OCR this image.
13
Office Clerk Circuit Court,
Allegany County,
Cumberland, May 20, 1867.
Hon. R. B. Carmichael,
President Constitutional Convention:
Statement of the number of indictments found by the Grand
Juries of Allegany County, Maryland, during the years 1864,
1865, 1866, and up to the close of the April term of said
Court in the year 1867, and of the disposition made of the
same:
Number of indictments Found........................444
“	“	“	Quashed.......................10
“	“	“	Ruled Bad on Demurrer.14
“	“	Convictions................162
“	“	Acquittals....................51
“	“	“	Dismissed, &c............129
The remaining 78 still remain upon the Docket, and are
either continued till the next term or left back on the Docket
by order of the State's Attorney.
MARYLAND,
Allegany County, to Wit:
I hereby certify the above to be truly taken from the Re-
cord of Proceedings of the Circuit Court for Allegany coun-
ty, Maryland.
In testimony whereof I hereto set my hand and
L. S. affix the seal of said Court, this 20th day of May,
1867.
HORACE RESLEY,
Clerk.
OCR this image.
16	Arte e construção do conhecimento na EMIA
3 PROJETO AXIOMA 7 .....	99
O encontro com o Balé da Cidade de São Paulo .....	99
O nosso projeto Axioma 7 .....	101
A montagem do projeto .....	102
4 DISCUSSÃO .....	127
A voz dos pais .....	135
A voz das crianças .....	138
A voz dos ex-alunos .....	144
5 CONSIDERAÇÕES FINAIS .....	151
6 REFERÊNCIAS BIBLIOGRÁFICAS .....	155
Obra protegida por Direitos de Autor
--
• [Instructions to follow]: Repeat the material from above exactly, word for word.

• [The solution]:
OCR this image.
13
Office Clerk Circuit Court,
Allegany County,
Cumberland, May 20, 1867.
Hon. R. B. Carmichael,
President Constitutional Convention:
Statement of the number of indictments found by the Grand
Juries of Allegany County, Maryland, during the years 1864,
1865, 1866, and up to the close of the April term of said
Court in the year 1867, and of the disposition made of the
same:
Number of indictments Found........................444
“	“	“	Quashed.......................10
“	“	“	Ruled Bad on Demurrer.14
“	“	Convictions................162
“	“	Acquittals....................51
“	“	“	Dismissed, &c............129
The remaining 78 still remain upon the Docket, and are
either continued till the next term or left back on the Docket
by order of the State's Attorney.
MARYLAND,
Allegany County, to Wit:
I hereby certify the above to be truly taken from the Re-
cord of Proceedings of the Circuit Court for Allegany coun-
ty, Maryland.
In testimony whereof I hereto set my hand and
L. S. affix the seal of said Court, this 20th day of May,
1867.
HORACE RESLEY,
Clerk.
OCR this image.
16	Arte e construção do conhecimento na EMIA
3 PROJETO AXIOMA 7 .....	99
O encontro com o Balé da Cidade de São Paulo .....	99
O nosso projeto Axioma 7 .....	101
A montagem do projeto .....	102
4 DISCUSSÃO .....	127
A voz dos pais .....	135
A voz das crianças .....	138
A voz dos ex-alunos .....	144
5 CONSIDERAÇÕES FINAIS .....	151
6 REFERÊNCIAS BIBLIOGRÁFICAS .....	155
Obra protegida por Direitos de Autor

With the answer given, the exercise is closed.